### REQUIREMENT
Reproduce all of the records exactly.

══ RECORDS FOR PROCESSING ══

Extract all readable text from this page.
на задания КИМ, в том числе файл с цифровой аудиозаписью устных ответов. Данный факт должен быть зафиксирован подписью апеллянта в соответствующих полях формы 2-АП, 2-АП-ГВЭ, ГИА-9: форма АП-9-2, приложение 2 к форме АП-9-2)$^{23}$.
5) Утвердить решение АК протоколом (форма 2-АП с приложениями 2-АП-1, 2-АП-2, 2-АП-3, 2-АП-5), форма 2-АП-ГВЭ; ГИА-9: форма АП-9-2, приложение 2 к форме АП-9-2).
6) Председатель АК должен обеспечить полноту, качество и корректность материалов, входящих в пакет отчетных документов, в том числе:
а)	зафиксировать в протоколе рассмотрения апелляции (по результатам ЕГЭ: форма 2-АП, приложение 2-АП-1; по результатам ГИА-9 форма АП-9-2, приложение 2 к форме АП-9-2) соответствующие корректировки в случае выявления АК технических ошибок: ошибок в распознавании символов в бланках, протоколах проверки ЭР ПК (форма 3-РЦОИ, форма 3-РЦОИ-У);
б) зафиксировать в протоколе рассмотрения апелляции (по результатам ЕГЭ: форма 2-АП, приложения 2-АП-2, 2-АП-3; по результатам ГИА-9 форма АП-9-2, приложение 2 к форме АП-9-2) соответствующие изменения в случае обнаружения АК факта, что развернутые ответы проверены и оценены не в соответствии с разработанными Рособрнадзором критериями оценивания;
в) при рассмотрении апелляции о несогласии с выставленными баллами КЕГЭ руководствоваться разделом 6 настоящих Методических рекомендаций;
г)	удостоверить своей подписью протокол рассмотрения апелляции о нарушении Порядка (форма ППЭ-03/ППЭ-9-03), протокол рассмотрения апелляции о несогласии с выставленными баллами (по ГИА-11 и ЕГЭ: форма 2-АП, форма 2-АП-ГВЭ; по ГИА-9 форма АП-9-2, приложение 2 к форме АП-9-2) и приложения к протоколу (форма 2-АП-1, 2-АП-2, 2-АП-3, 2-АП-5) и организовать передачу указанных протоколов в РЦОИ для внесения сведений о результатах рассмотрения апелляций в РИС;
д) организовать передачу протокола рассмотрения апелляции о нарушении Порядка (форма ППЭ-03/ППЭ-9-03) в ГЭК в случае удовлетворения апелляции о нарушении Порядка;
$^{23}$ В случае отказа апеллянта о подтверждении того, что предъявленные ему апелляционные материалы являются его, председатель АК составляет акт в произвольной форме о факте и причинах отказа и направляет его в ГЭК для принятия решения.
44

═══

### EXERCISE RESULT
Extract all readable text from this page.
на задания КИМ, в том числе файл с цифровой аудиозаписью устных ответов. Данный факт должен быть зафиксирован подписью апеллянта в соответствующих полях формы 2-АП, 2-АП-ГВЭ, ГИА-9: форма АП-9-2, приложение 2 к форме АП-9-2)$^{23}$.
5) Утвердить решение АК протоколом (форма 2-АП с приложениями 2-АП-1, 2-АП-2, 2-АП-3, 2-АП-5), форма 2-АП-ГВЭ; ГИА-9: форма АП-9-2, приложение 2 к форме АП-9-2).
6) Председатель АК должен обеспечить полноту, качество и корректность материалов, входящих в пакет отчетных документов, в том числе:
а)	зафиксировать в протоколе рассмотрения апелляции (по результатам ЕГЭ: форма 2-АП, приложение 2-АП-1; по результатам ГИА-9 форма АП-9-2, приложение 2 к форме АП-9-2) соответствующие корректировки в случае выявления АК технических ошибок: ошибок в распознавании символов в бланках, протоколах проверки ЭР ПК (форма 3-РЦОИ, форма 3-РЦОИ-У);
б) зафиксировать в протоколе рассмотрения апелляции (по результатам ЕГЭ: форма 2-АП, приложения 2-АП-2, 2-АП-3; по результатам ГИА-9 форма АП-9-2, приложение 2 к форме АП-9-2) соответствующие изменения в случае обнаружения АК факта, что развернутые ответы проверены и оценены не в соответствии с разработанными Рособрнадзором критериями оценивания;
в) при рассмотрении апелляции о несогласии с выставленными баллами КЕГЭ руководствоваться разделом 6 настоящих Методических рекомендаций;
г)	удостоверить своей подписью протокол рассмотрения апелляции о нарушении Порядка (форма ППЭ-03/ППЭ-9-03), протокол рассмотрения апелляции о несогласии с выставленными баллами (по ГИА-11 и ЕГЭ: форма 2-АП, форма 2-АП-ГВЭ; по ГИА-9 форма АП-9-2, приложение 2 к форме АП-9-2) и приложения к протоколу (форма 2-АП-1, 2-АП-2, 2-АП-3, 2-АП-5) и организовать передачу указанных протоколов в РЦОИ для внесения сведений о результатах рассмотрения апелляций в РИС;
д) организовать передачу протокола рассмотрения апелляции о нарушении Порядка (форма ППЭ-03/ППЭ-9-03) в ГЭК в случае удовлетворения апелляции о нарушении Порядка;
$^{23}$ В случае отказа апеллянта о подтверждении того, что предъявленные ему апелляционные материалы являются его, председатель АК составляет акт в произвольной форме о факте и причинах отказа и направляет его в ГЭК для принятия решения.
44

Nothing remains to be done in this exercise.